WHAT YOU WILL DO. Extract the lines beginning at the one that holds "Convert this screenshot" and ending at the final line of the material below, keeping them exact and leaving out all pictures.

INFORMATION GIVEN.
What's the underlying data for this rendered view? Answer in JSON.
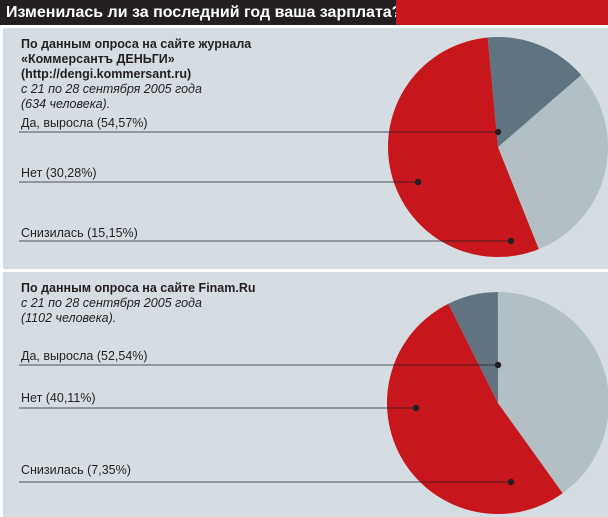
{
  "title": "Изменилась ли за последний год ваша зарплата?",
  "colors": {
    "title_bg": "#231f20",
    "accent": "#c8161d",
    "panel_bg": "#d6dde2",
    "yes": "#c8161d",
    "no": "#b2c0c6",
    "decreased": "#5f7480"
  },
  "panels": [
    {
      "head_bold": [
        "По данным опроса на сайте журнала",
        "«Коммерсантъ ДЕНЬГИ»",
        "(http://dengi.kommersant.ru)"
      ],
      "head_italic": [
        "с 21  по 28 сентября 2005 года",
        "(634 человека)."
      ]
    },
    {
      "head_bold": [
        "По данным опроса на сайте Finam.Ru"
      ],
      "head_italic": [
        "с 21  по 28 сентября 2005 года",
        "(1102 человека)."
      ]
    }
  ],
  "chart_data": [
    {
      "type": "pie",
      "labels": [
        "Да, выросла (54,57%)",
        "Нет (30,28%)",
        "Снизилась (15,15%)"
      ],
      "categories": [
        "Да, выросла",
        "Нет",
        "Снизилась"
      ],
      "values": [
        54.57,
        30.28,
        15.15
      ]
    },
    {
      "type": "pie",
      "labels": [
        "Да, выросла (52,54%)",
        "Нет (40,11%)",
        "Снизилась (7,35%)"
      ],
      "categories": [
        "Да, выросла",
        "Нет",
        "Снизилась"
      ],
      "values": [
        52.54,
        40.11,
        7.35
      ]
    }
  ]
}
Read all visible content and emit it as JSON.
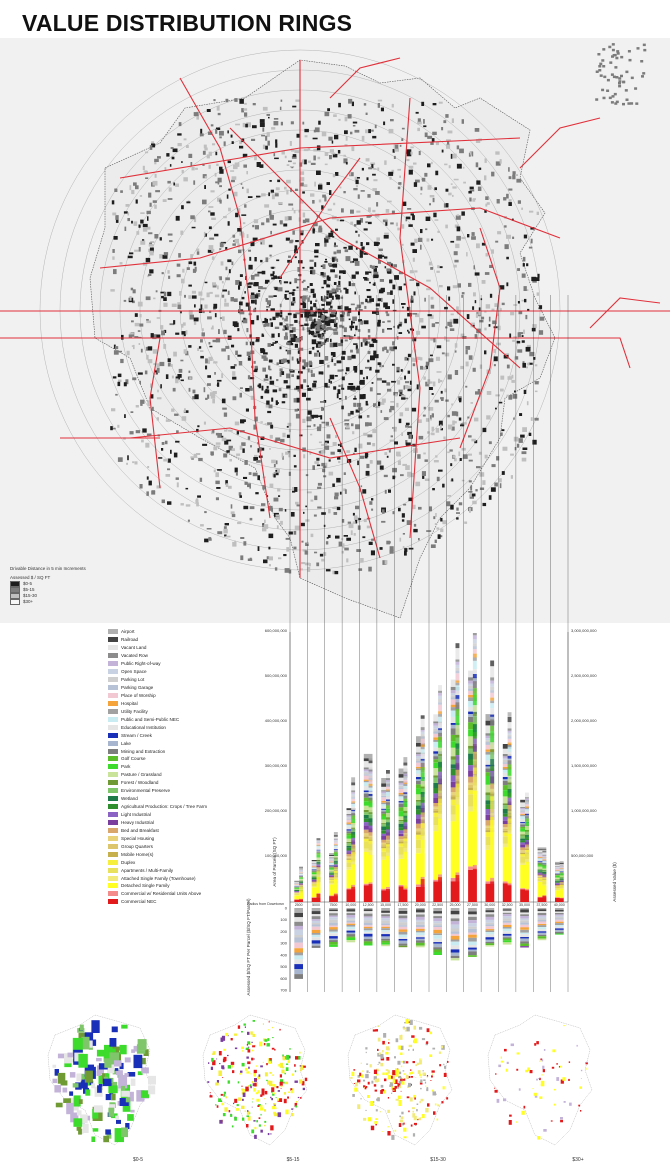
{
  "title": "VALUE DISTRIBUTION RINGS",
  "colors": {
    "ring_line": "#e0303a",
    "dark_parcel": "#1e1e1e",
    "mid_parcel": "#7c7c7c",
    "light_parcel": "#bfbfbf",
    "map_bg": "#f1f1f1"
  },
  "map_legend": {
    "title": "Drivable Distance in 5 min Increments",
    "subtitle": "Assessed $ / SQ FT",
    "items": [
      {
        "label": "$0-5",
        "color": "#1e1e1e"
      },
      {
        "label": "$5-15",
        "color": "#7c7c7c"
      },
      {
        "label": "$15-30",
        "color": "#bfbfbf"
      },
      {
        "label": "$30+",
        "color": "#f7f7f7"
      }
    ]
  },
  "land_use": [
    {
      "label": "Airport",
      "color": "#b0b0b0"
    },
    {
      "label": "Railroad",
      "color": "#444444"
    },
    {
      "label": "Vacant Land",
      "color": "#e6e6e6"
    },
    {
      "label": "Vacated Row",
      "color": "#8c8c8c"
    },
    {
      "label": "Public Right-of-way",
      "color": "#c3b3d9"
    },
    {
      "label": "Open Space",
      "color": "#c9d2e3"
    },
    {
      "label": "Parking Lot",
      "color": "#cfcfcf"
    },
    {
      "label": "Parking Garage",
      "color": "#b7c2d6"
    },
    {
      "label": "Place of Worship",
      "color": "#f2c9d3"
    },
    {
      "label": "Hospital",
      "color": "#f4a43b"
    },
    {
      "label": "Utility Facility",
      "color": "#a1a1a1"
    },
    {
      "label": "Public and Semi-Public NEC",
      "color": "#c8ecf2"
    },
    {
      "label": "Educational Institution",
      "color": "#e5e5e5"
    },
    {
      "label": "Stream / Creek",
      "color": "#1a2fb8"
    },
    {
      "label": "Lake",
      "color": "#a7b5cf"
    },
    {
      "label": "Mining and Extraction",
      "color": "#7e7e7e"
    },
    {
      "label": "Golf Course",
      "color": "#5cbf2a"
    },
    {
      "label": "Park",
      "color": "#3ddb2c"
    },
    {
      "label": "Pasture / Grassland",
      "color": "#c9e39b"
    },
    {
      "label": "Forest / Woodland",
      "color": "#6f9a34"
    },
    {
      "label": "Environmental Preserve",
      "color": "#7fc56a"
    },
    {
      "label": "Wetland",
      "color": "#1f7a4a"
    },
    {
      "label": "Agricultural Production: Crops / Tree Farm",
      "color": "#2f8f2f"
    },
    {
      "label": "Light Industrial",
      "color": "#8b63c4"
    },
    {
      "label": "Heavy Industrial",
      "color": "#7a3f9e"
    },
    {
      "label": "Bed and Breakfast",
      "color": "#d9a66b"
    },
    {
      "label": "Special Housing",
      "color": "#e8d27a"
    },
    {
      "label": "Group Quarters",
      "color": "#dcc56a"
    },
    {
      "label": "Mobile Home(s)",
      "color": "#c6b04d"
    },
    {
      "label": "Duplex",
      "color": "#f6ef3b"
    },
    {
      "label": "Apartments / Multi-Family",
      "color": "#e9e05c"
    },
    {
      "label": "Attached Single Family (Townhouse)",
      "color": "#f2ea7a"
    },
    {
      "label": "Detached Single Family",
      "color": "#ffff22"
    },
    {
      "label": "Commercial w/ Residential Units Above",
      "color": "#f58c8c"
    },
    {
      "label": "Commercial NEC",
      "color": "#e31a1c"
    }
  ],
  "chart_data": {
    "type": "bar",
    "categories": [
      "2500",
      "5000",
      "7500",
      "10,000",
      "12,500",
      "15,000",
      "17,500",
      "20,000",
      "22,500",
      "25,000",
      "27,500",
      "30,000",
      "32,500",
      "35,000",
      "37,500",
      "40,000"
    ],
    "left_axis": {
      "label": "Area of Parcels (SQ FT)",
      "ticks": [
        "100,000,000",
        "200,000,000",
        "300,000,000",
        "400,000,000",
        "500,000,000",
        "600,000,000"
      ],
      "range": [
        0,
        600000000
      ]
    },
    "right_axis": {
      "label": "Assessed Value ($)",
      "ticks": [
        "500,000,000",
        "1,000,000,000",
        "1,500,000,000",
        "2,000,000,000",
        "2,500,000,000",
        "3,000,000,000"
      ],
      "range": [
        0,
        3000000000
      ]
    },
    "x_axis_label": "Radius from Downtown",
    "lower_axis": {
      "label": "Assessed $/SQ FT Per Parcel ($/SQ FT/Parcel)",
      "ticks": [
        "0",
        "100",
        "200",
        "300",
        "400",
        "500",
        "600",
        "700"
      ],
      "range": [
        0,
        700
      ]
    },
    "area_totals": [
      50000000,
      90000000,
      105000000,
      210000000,
      330000000,
      280000000,
      300000000,
      390000000,
      420000000,
      500000000,
      520000000,
      450000000,
      360000000,
      230000000,
      120000000,
      90000000
    ],
    "value_totals": [
      400000000,
      700000000,
      800000000,
      1500000000,
      1700000000,
      1500000000,
      1600000000,
      2100000000,
      2400000000,
      2900000000,
      3000000000,
      2700000000,
      2100000000,
      1200000000,
      600000000,
      450000000
    ],
    "lower_totals": [
      620,
      350,
      340,
      300,
      330,
      330,
      340,
      340,
      410,
      460,
      420,
      330,
      320,
      340,
      280,
      230
    ]
  },
  "mini_maps": [
    {
      "label": "$0-5"
    },
    {
      "label": "$5-15"
    },
    {
      "label": "$15-30"
    },
    {
      "label": "$30+"
    }
  ]
}
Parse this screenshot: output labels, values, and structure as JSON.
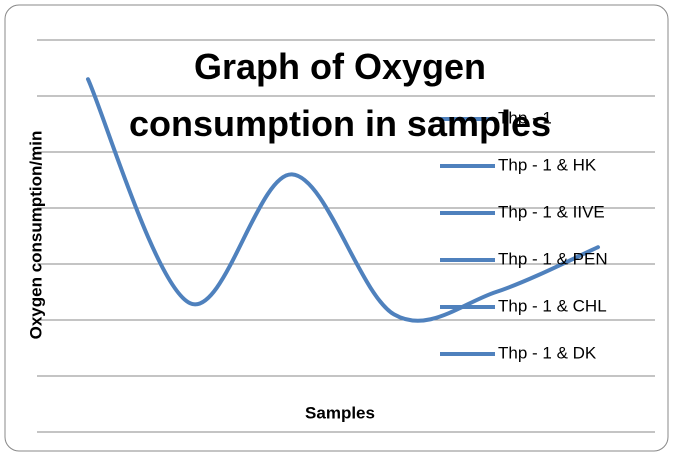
{
  "chart_data": {
    "type": "line",
    "title": "Graph of Oxygen consumption in samples",
    "y_label": "Oxygen consumption/min",
    "x_label": "Samples",
    "categories": [
      "Thp - 1",
      "Thp - 1 & HK",
      "Thp - 1 & IIVE",
      "Thp - 1 & PEN",
      "Thp - 1 & CHL",
      "Thp - 1 & DK"
    ],
    "values": [
      6.3,
      2.3,
      4.6,
      2.1,
      2.5,
      3.3
    ],
    "color": "#4f81bd",
    "ylim": [
      0,
      7
    ],
    "yticks": [
      0,
      1,
      2,
      3,
      4,
      5,
      6,
      7
    ],
    "grid": true,
    "legend": "right"
  }
}
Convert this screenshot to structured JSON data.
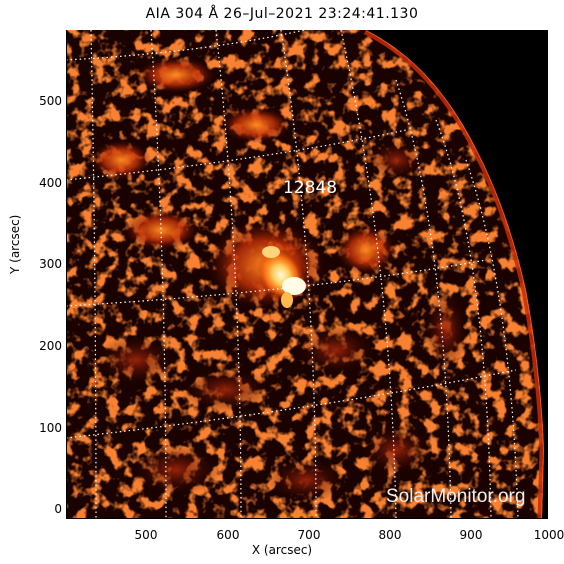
{
  "title": "AIA 304 Å 26–Jul–2021 23:24:41.130",
  "region_label": "12848",
  "watermark": "SolarMonitor.org",
  "axes": {
    "xlabel": "X (arcsec)",
    "ylabel": "Y (arcsec)",
    "xticks": [
      "500",
      "600",
      "700",
      "800",
      "900",
      "1000"
    ],
    "yticks": [
      "0",
      "100",
      "200",
      "300",
      "400",
      "500"
    ]
  },
  "colors": {
    "background": "#000000",
    "emission_bright": "#fff2a0",
    "emission_mid": "#ff7a10",
    "emission_dim": "#8a1a05",
    "grid": "#ffffff"
  }
}
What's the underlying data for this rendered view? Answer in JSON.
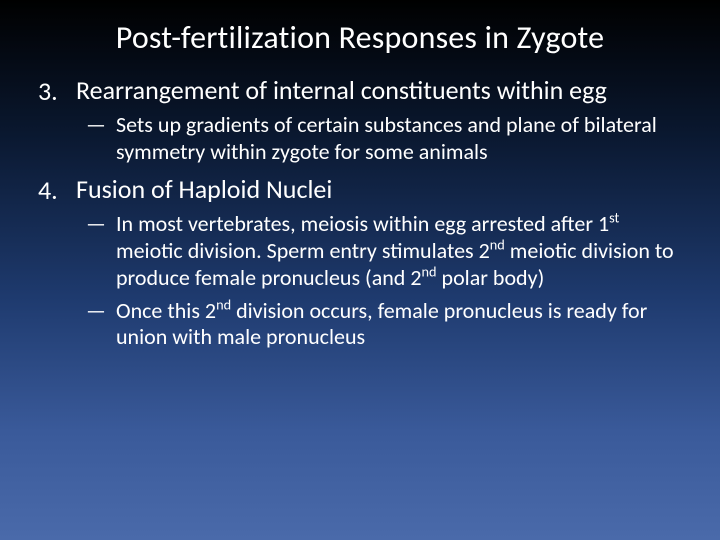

RESULT OF THE TASK.
Convert this screenshot to structured JSON data.
{
  "title": "AIA 304 Å 26–Jul–2021 23:24:41.130",
  "region_label": "12848",
  "watermark": "SolarMonitor.org",
  "axes": {
    "xlabel": "X (arcsec)",
    "ylabel": "Y (arcsec)",
    "xticks": [
      "500",
      "600",
      "700",
      "800",
      "900",
      "1000"
    ],
    "yticks": [
      "0",
      "100",
      "200",
      "300",
      "400",
      "500"
    ]
  },
  "colors": {
    "background": "#000000",
    "emission_bright": "#fff2a0",
    "emission_mid": "#ff7a10",
    "emission_dim": "#8a1a05",
    "grid": "#ffffff"
  }
}
What's the underlying data for this rendered view? Answer in JSON.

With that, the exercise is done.